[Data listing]
====
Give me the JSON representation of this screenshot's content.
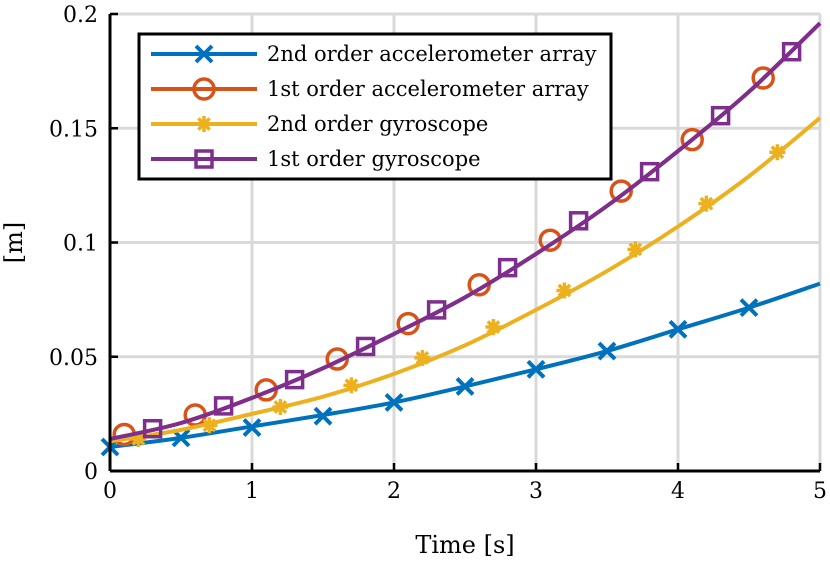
{
  "chart_data": {
    "type": "line",
    "xlabel": "Time [s]",
    "ylabel": "[m]",
    "xlim": [
      0,
      5
    ],
    "ylim": [
      0,
      0.2
    ],
    "xticks": [
      0,
      1,
      2,
      3,
      4,
      5
    ],
    "xtick_labels": [
      "0",
      "1",
      "2",
      "3",
      "4",
      "5"
    ],
    "yticks": [
      0,
      0.05,
      0.1,
      0.15,
      0.2
    ],
    "ytick_labels": [
      "0",
      "0.05",
      "0.1",
      "0.15",
      "0.2"
    ],
    "grid": true,
    "legend_position": "top-left",
    "series": [
      {
        "name": "2nd order accelerometer array",
        "color": "#0072BD",
        "marker": "x",
        "line": [
          [
            0,
            0.0105
          ],
          [
            0.5,
            0.0145
          ],
          [
            1,
            0.0195
          ],
          [
            1.5,
            0.0245
          ],
          [
            2,
            0.03
          ],
          [
            2.5,
            0.037
          ],
          [
            3,
            0.0445
          ],
          [
            3.5,
            0.0525
          ],
          [
            4,
            0.062
          ],
          [
            4.5,
            0.0715
          ],
          [
            5,
            0.082
          ]
        ],
        "markers": [
          [
            0,
            0.0105
          ],
          [
            0.5,
            0.0145
          ],
          [
            1,
            0.019
          ],
          [
            1.5,
            0.024
          ],
          [
            2,
            0.03
          ],
          [
            2.5,
            0.037
          ],
          [
            3,
            0.0445
          ],
          [
            3.5,
            0.0525
          ],
          [
            4,
            0.062
          ],
          [
            4.5,
            0.0715
          ]
        ]
      },
      {
        "name": "1st order accelerometer array",
        "color": "#D95319",
        "marker": "circle",
        "line": [
          [
            0,
            0.014
          ],
          [
            0.5,
            0.021
          ],
          [
            1,
            0.032
          ],
          [
            1.5,
            0.045
          ],
          [
            2,
            0.06
          ],
          [
            2.5,
            0.076
          ],
          [
            3,
            0.095
          ],
          [
            3.5,
            0.116
          ],
          [
            4,
            0.14
          ],
          [
            4.5,
            0.166
          ],
          [
            5,
            0.196
          ]
        ],
        "markers": [
          [
            0.1,
            0.016
          ],
          [
            0.6,
            0.0245
          ],
          [
            1.1,
            0.0355
          ],
          [
            1.6,
            0.049
          ],
          [
            2.1,
            0.0645
          ],
          [
            2.6,
            0.0815
          ],
          [
            3.1,
            0.101
          ],
          [
            3.6,
            0.1225
          ],
          [
            4.1,
            0.145
          ],
          [
            4.6,
            0.172
          ]
        ]
      },
      {
        "name": "2nd order gyroscope",
        "color": "#EDB120",
        "marker": "asterisk",
        "line": [
          [
            0,
            0.013
          ],
          [
            0.5,
            0.018
          ],
          [
            1,
            0.025
          ],
          [
            1.5,
            0.0325
          ],
          [
            2,
            0.0425
          ],
          [
            2.5,
            0.055
          ],
          [
            3,
            0.0705
          ],
          [
            3.5,
            0.0875
          ],
          [
            4,
            0.107
          ],
          [
            4.5,
            0.129
          ],
          [
            5,
            0.1545
          ]
        ],
        "markers": [
          [
            0.2,
            0.014
          ],
          [
            0.7,
            0.02
          ],
          [
            1.2,
            0.028
          ],
          [
            1.7,
            0.0375
          ],
          [
            2.2,
            0.0495
          ],
          [
            2.7,
            0.063
          ],
          [
            3.2,
            0.079
          ],
          [
            3.7,
            0.097
          ],
          [
            4.2,
            0.117
          ],
          [
            4.7,
            0.1395
          ]
        ]
      },
      {
        "name": "1st order gyroscope",
        "color": "#7E2F8E",
        "marker": "square",
        "line": [
          [
            0,
            0.014
          ],
          [
            0.5,
            0.021
          ],
          [
            1,
            0.032
          ],
          [
            1.5,
            0.045
          ],
          [
            2,
            0.06
          ],
          [
            2.5,
            0.076
          ],
          [
            3,
            0.095
          ],
          [
            3.5,
            0.116
          ],
          [
            4,
            0.14
          ],
          [
            4.5,
            0.166
          ],
          [
            5,
            0.196
          ]
        ],
        "markers": [
          [
            0.3,
            0.0185
          ],
          [
            0.8,
            0.0285
          ],
          [
            1.3,
            0.04
          ],
          [
            1.8,
            0.0545
          ],
          [
            2.3,
            0.0705
          ],
          [
            2.8,
            0.089
          ],
          [
            3.3,
            0.1095
          ],
          [
            3.8,
            0.131
          ],
          [
            4.3,
            0.1555
          ],
          [
            4.8,
            0.1835
          ]
        ]
      }
    ]
  }
}
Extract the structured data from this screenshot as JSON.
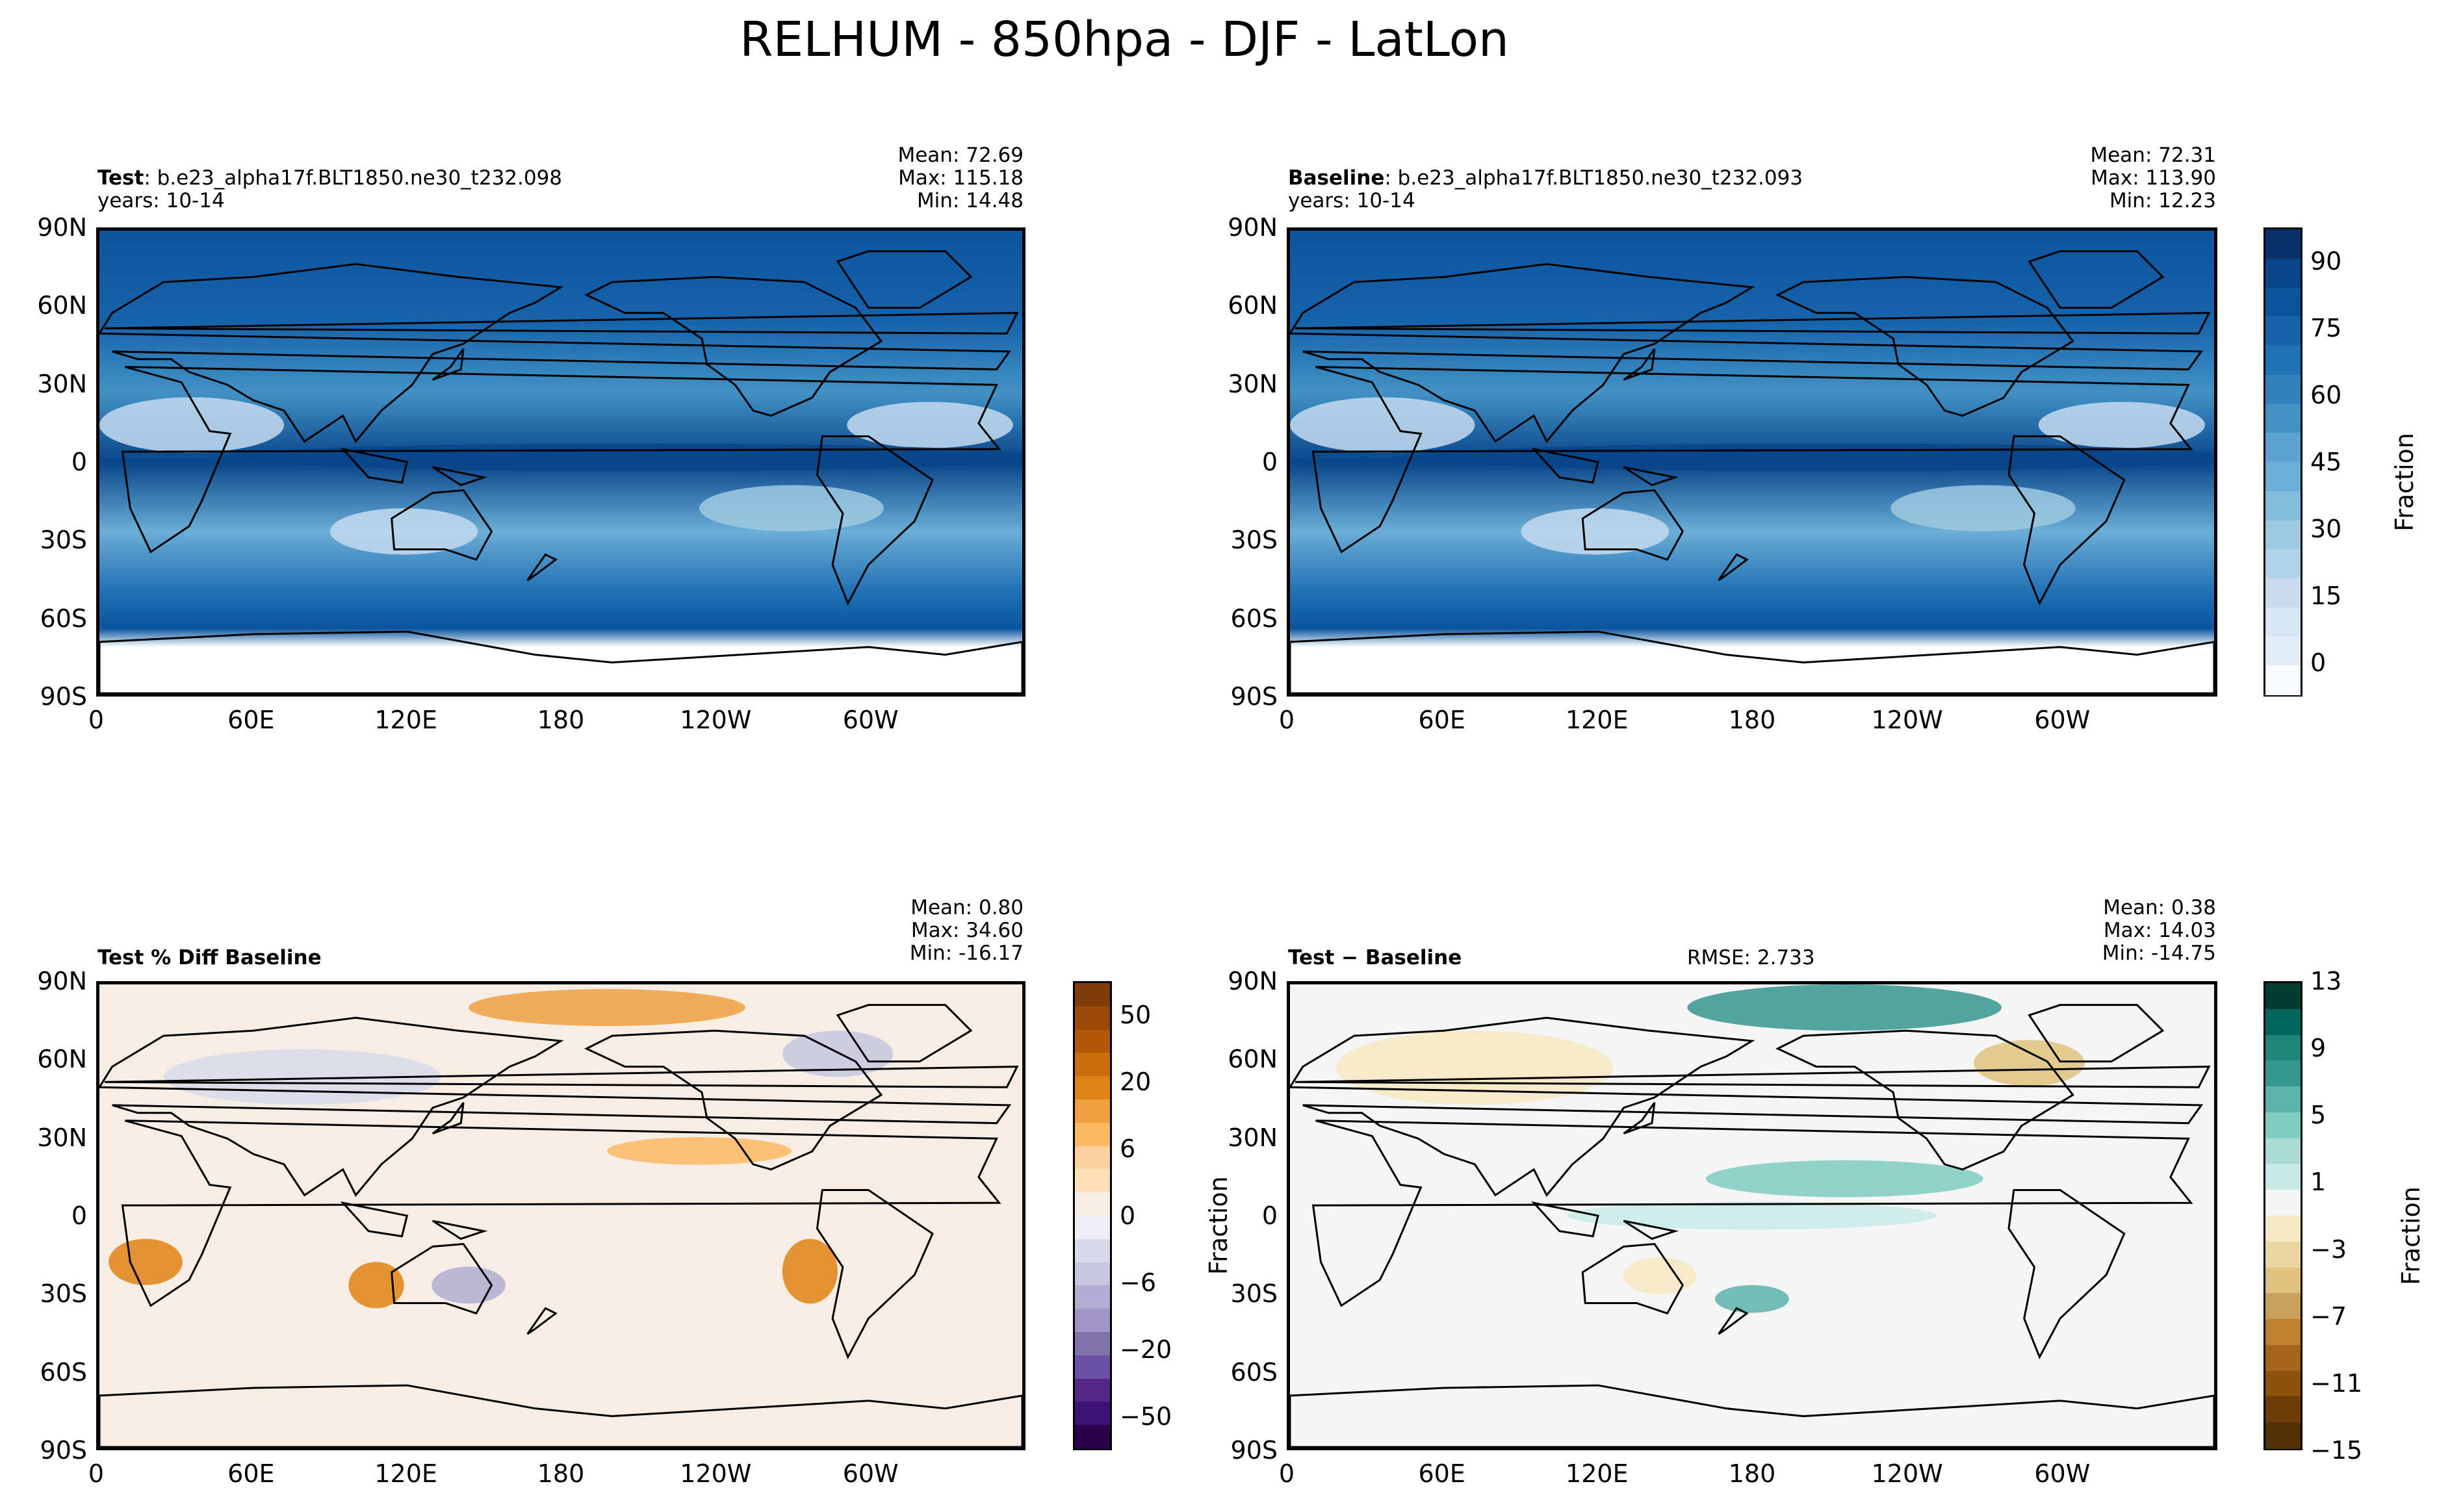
{
  "suptitle": "RELHUM - 850hpa - DJF - LatLon",
  "panels": {
    "test": {
      "title_bold": "Test",
      "title_rest": ": b.e23_alpha17f.BLT1850.ne30_t232.098",
      "years": "years: 10-14",
      "stats": [
        "Mean: 72.69",
        "Max: 115.18",
        "Min: 14.48"
      ]
    },
    "baseline": {
      "title_bold": "Baseline",
      "title_rest": ": b.e23_alpha17f.BLT1850.ne30_t232.093",
      "years": "years: 10-14",
      "stats": [
        "Mean: 72.31",
        "Max: 113.90",
        "Min: 12.23"
      ]
    },
    "pctdiff": {
      "title_bold": "Test % Diff Baseline",
      "stats": [
        "Mean:  0.80",
        "Max: 34.60",
        "Min: -16.17"
      ]
    },
    "diff": {
      "title_bold": "Test − Baseline",
      "rmse": "RMSE: 2.733",
      "stats": [
        "Mean:  0.38",
        "Max: 14.03",
        "Min: -14.75"
      ],
      "ylabel_left": "Fraction"
    }
  },
  "axes": {
    "lat_ticks": [
      "90N",
      "60N",
      "30N",
      "0",
      "30S",
      "60S",
      "90S"
    ],
    "lon_ticks": [
      "0",
      "60E",
      "120E",
      "180",
      "120W",
      "60W"
    ]
  },
  "colorbars": {
    "main": {
      "label": "Fraction",
      "ticks": [
        "90",
        "75",
        "60",
        "45",
        "30",
        "15",
        "0"
      ],
      "colors": [
        "#08306b",
        "#08458a",
        "#0b559f",
        "#1764ab",
        "#2171b5",
        "#3282be",
        "#4292c6",
        "#5ba3d0",
        "#6baed6",
        "#84bcdb",
        "#9ecae1",
        "#b2d2e8",
        "#c6dbef",
        "#d6e6f4",
        "#e1edf8",
        "#f7fbff"
      ]
    },
    "pct": {
      "ticks": [
        "50",
        "20",
        "6",
        "0",
        "−6",
        "−20",
        "−50"
      ],
      "colors": [
        "#7f3b08",
        "#9a4a06",
        "#b35806",
        "#c96d0e",
        "#e08214",
        "#efa040",
        "#fdb863",
        "#fdd0a0",
        "#fee0b6",
        "#f6eee5",
        "#eeeef4",
        "#d8daeb",
        "#c7c5e1",
        "#b2abd2",
        "#9f94c6",
        "#8073ac",
        "#6a51a3",
        "#542788",
        "#3f127a",
        "#2d004b"
      ]
    },
    "diff": {
      "label": "Fraction",
      "ticks": [
        "13",
        "9",
        "5",
        "1",
        "−3",
        "−7",
        "−11",
        "−15"
      ],
      "colors": [
        "#003c30",
        "#01665e",
        "#1f8579",
        "#35978f",
        "#5ab4ac",
        "#80cdc1",
        "#abdcd3",
        "#c7eae5",
        "#f5f5f5",
        "#f6e8c3",
        "#ead4a0",
        "#dfc27d",
        "#c9a15a",
        "#bf812d",
        "#a6641c",
        "#8c510a",
        "#6e3c07",
        "#543005"
      ]
    }
  },
  "colors": {
    "land_outline": "#000000",
    "missing": "#ffffff"
  }
}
====
EXERCISE PROMPT -
Repeat each entry exactly. Pictures do not belong in the copy.

SOLUTION FOR THIS PROBLEM -
Give me the JSON representation of this screenshot's content.
{
  "chart_data": {
    "type": "line",
    "xlabel": "Time [s]",
    "ylabel": "[m]",
    "xlim": [
      0,
      5
    ],
    "ylim": [
      0,
      0.2
    ],
    "xticks": [
      0,
      1,
      2,
      3,
      4,
      5
    ],
    "xtick_labels": [
      "0",
      "1",
      "2",
      "3",
      "4",
      "5"
    ],
    "yticks": [
      0,
      0.05,
      0.1,
      0.15,
      0.2
    ],
    "ytick_labels": [
      "0",
      "0.05",
      "0.1",
      "0.15",
      "0.2"
    ],
    "grid": true,
    "legend_position": "top-left",
    "series": [
      {
        "name": "2nd order accelerometer array",
        "color": "#0072BD",
        "marker": "x",
        "line": [
          [
            0,
            0.0105
          ],
          [
            0.5,
            0.0145
          ],
          [
            1,
            0.0195
          ],
          [
            1.5,
            0.0245
          ],
          [
            2,
            0.03
          ],
          [
            2.5,
            0.037
          ],
          [
            3,
            0.0445
          ],
          [
            3.5,
            0.0525
          ],
          [
            4,
            0.062
          ],
          [
            4.5,
            0.0715
          ],
          [
            5,
            0.082
          ]
        ],
        "markers": [
          [
            0,
            0.0105
          ],
          [
            0.5,
            0.0145
          ],
          [
            1,
            0.019
          ],
          [
            1.5,
            0.024
          ],
          [
            2,
            0.03
          ],
          [
            2.5,
            0.037
          ],
          [
            3,
            0.0445
          ],
          [
            3.5,
            0.0525
          ],
          [
            4,
            0.062
          ],
          [
            4.5,
            0.0715
          ]
        ]
      },
      {
        "name": "1st order accelerometer array",
        "color": "#D95319",
        "marker": "circle",
        "line": [
          [
            0,
            0.014
          ],
          [
            0.5,
            0.021
          ],
          [
            1,
            0.032
          ],
          [
            1.5,
            0.045
          ],
          [
            2,
            0.06
          ],
          [
            2.5,
            0.076
          ],
          [
            3,
            0.095
          ],
          [
            3.5,
            0.116
          ],
          [
            4,
            0.14
          ],
          [
            4.5,
            0.166
          ],
          [
            5,
            0.196
          ]
        ],
        "markers": [
          [
            0.1,
            0.016
          ],
          [
            0.6,
            0.0245
          ],
          [
            1.1,
            0.0355
          ],
          [
            1.6,
            0.049
          ],
          [
            2.1,
            0.0645
          ],
          [
            2.6,
            0.0815
          ],
          [
            3.1,
            0.101
          ],
          [
            3.6,
            0.1225
          ],
          [
            4.1,
            0.145
          ],
          [
            4.6,
            0.172
          ]
        ]
      },
      {
        "name": "2nd order gyroscope",
        "color": "#EDB120",
        "marker": "asterisk",
        "line": [
          [
            0,
            0.013
          ],
          [
            0.5,
            0.018
          ],
          [
            1,
            0.025
          ],
          [
            1.5,
            0.0325
          ],
          [
            2,
            0.0425
          ],
          [
            2.5,
            0.055
          ],
          [
            3,
            0.0705
          ],
          [
            3.5,
            0.0875
          ],
          [
            4,
            0.107
          ],
          [
            4.5,
            0.129
          ],
          [
            5,
            0.1545
          ]
        ],
        "markers": [
          [
            0.2,
            0.014
          ],
          [
            0.7,
            0.02
          ],
          [
            1.2,
            0.028
          ],
          [
            1.7,
            0.0375
          ],
          [
            2.2,
            0.0495
          ],
          [
            2.7,
            0.063
          ],
          [
            3.2,
            0.079
          ],
          [
            3.7,
            0.097
          ],
          [
            4.2,
            0.117
          ],
          [
            4.7,
            0.1395
          ]
        ]
      },
      {
        "name": "1st order gyroscope",
        "color": "#7E2F8E",
        "marker": "square",
        "line": [
          [
            0,
            0.014
          ],
          [
            0.5,
            0.021
          ],
          [
            1,
            0.032
          ],
          [
            1.5,
            0.045
          ],
          [
            2,
            0.06
          ],
          [
            2.5,
            0.076
          ],
          [
            3,
            0.095
          ],
          [
            3.5,
            0.116
          ],
          [
            4,
            0.14
          ],
          [
            4.5,
            0.166
          ],
          [
            5,
            0.196
          ]
        ],
        "markers": [
          [
            0.3,
            0.0185
          ],
          [
            0.8,
            0.0285
          ],
          [
            1.3,
            0.04
          ],
          [
            1.8,
            0.0545
          ],
          [
            2.3,
            0.0705
          ],
          [
            2.8,
            0.089
          ],
          [
            3.3,
            0.1095
          ],
          [
            3.8,
            0.131
          ],
          [
            4.3,
            0.1555
          ],
          [
            4.8,
            0.1835
          ]
        ]
      }
    ]
  }
}
Extract the structured data from this screenshot as JSON.
{
  "suptitle": "RELHUM - 850hpa - DJF - LatLon",
  "panels": {
    "test": {
      "title_bold": "Test",
      "title_rest": ": b.e23_alpha17f.BLT1850.ne30_t232.098",
      "years": "years: 10-14",
      "stats": [
        "Mean: 72.69",
        "Max: 115.18",
        "Min: 14.48"
      ]
    },
    "baseline": {
      "title_bold": "Baseline",
      "title_rest": ": b.e23_alpha17f.BLT1850.ne30_t232.093",
      "years": "years: 10-14",
      "stats": [
        "Mean: 72.31",
        "Max: 113.90",
        "Min: 12.23"
      ]
    },
    "pctdiff": {
      "title_bold": "Test % Diff Baseline",
      "stats": [
        "Mean:  0.80",
        "Max: 34.60",
        "Min: -16.17"
      ]
    },
    "diff": {
      "title_bold": "Test − Baseline",
      "rmse": "RMSE: 2.733",
      "stats": [
        "Mean:  0.38",
        "Max: 14.03",
        "Min: -14.75"
      ],
      "ylabel_left": "Fraction"
    }
  },
  "axes": {
    "lat_ticks": [
      "90N",
      "60N",
      "30N",
      "0",
      "30S",
      "60S",
      "90S"
    ],
    "lon_ticks": [
      "0",
      "60E",
      "120E",
      "180",
      "120W",
      "60W"
    ]
  },
  "colorbars": {
    "main": {
      "label": "Fraction",
      "ticks": [
        "90",
        "75",
        "60",
        "45",
        "30",
        "15",
        "0"
      ],
      "colors": [
        "#08306b",
        "#08458a",
        "#0b559f",
        "#1764ab",
        "#2171b5",
        "#3282be",
        "#4292c6",
        "#5ba3d0",
        "#6baed6",
        "#84bcdb",
        "#9ecae1",
        "#b2d2e8",
        "#c6dbef",
        "#d6e6f4",
        "#e1edf8",
        "#f7fbff"
      ]
    },
    "pct": {
      "ticks": [
        "50",
        "20",
        "6",
        "0",
        "−6",
        "−20",
        "−50"
      ],
      "colors": [
        "#7f3b08",
        "#9a4a06",
        "#b35806",
        "#c96d0e",
        "#e08214",
        "#efa040",
        "#fdb863",
        "#fdd0a0",
        "#fee0b6",
        "#f6eee5",
        "#eeeef4",
        "#d8daeb",
        "#c7c5e1",
        "#b2abd2",
        "#9f94c6",
        "#8073ac",
        "#6a51a3",
        "#542788",
        "#3f127a",
        "#2d004b"
      ]
    },
    "diff": {
      "label": "Fraction",
      "ticks": [
        "13",
        "9",
        "5",
        "1",
        "−3",
        "−7",
        "−11",
        "−15"
      ],
      "colors": [
        "#003c30",
        "#01665e",
        "#1f8579",
        "#35978f",
        "#5ab4ac",
        "#80cdc1",
        "#abdcd3",
        "#c7eae5",
        "#f5f5f5",
        "#f6e8c3",
        "#ead4a0",
        "#dfc27d",
        "#c9a15a",
        "#bf812d",
        "#a6641c",
        "#8c510a",
        "#6e3c07",
        "#543005"
      ]
    }
  },
  "colors": {
    "land_outline": "#000000",
    "missing": "#ffffff"
  }
}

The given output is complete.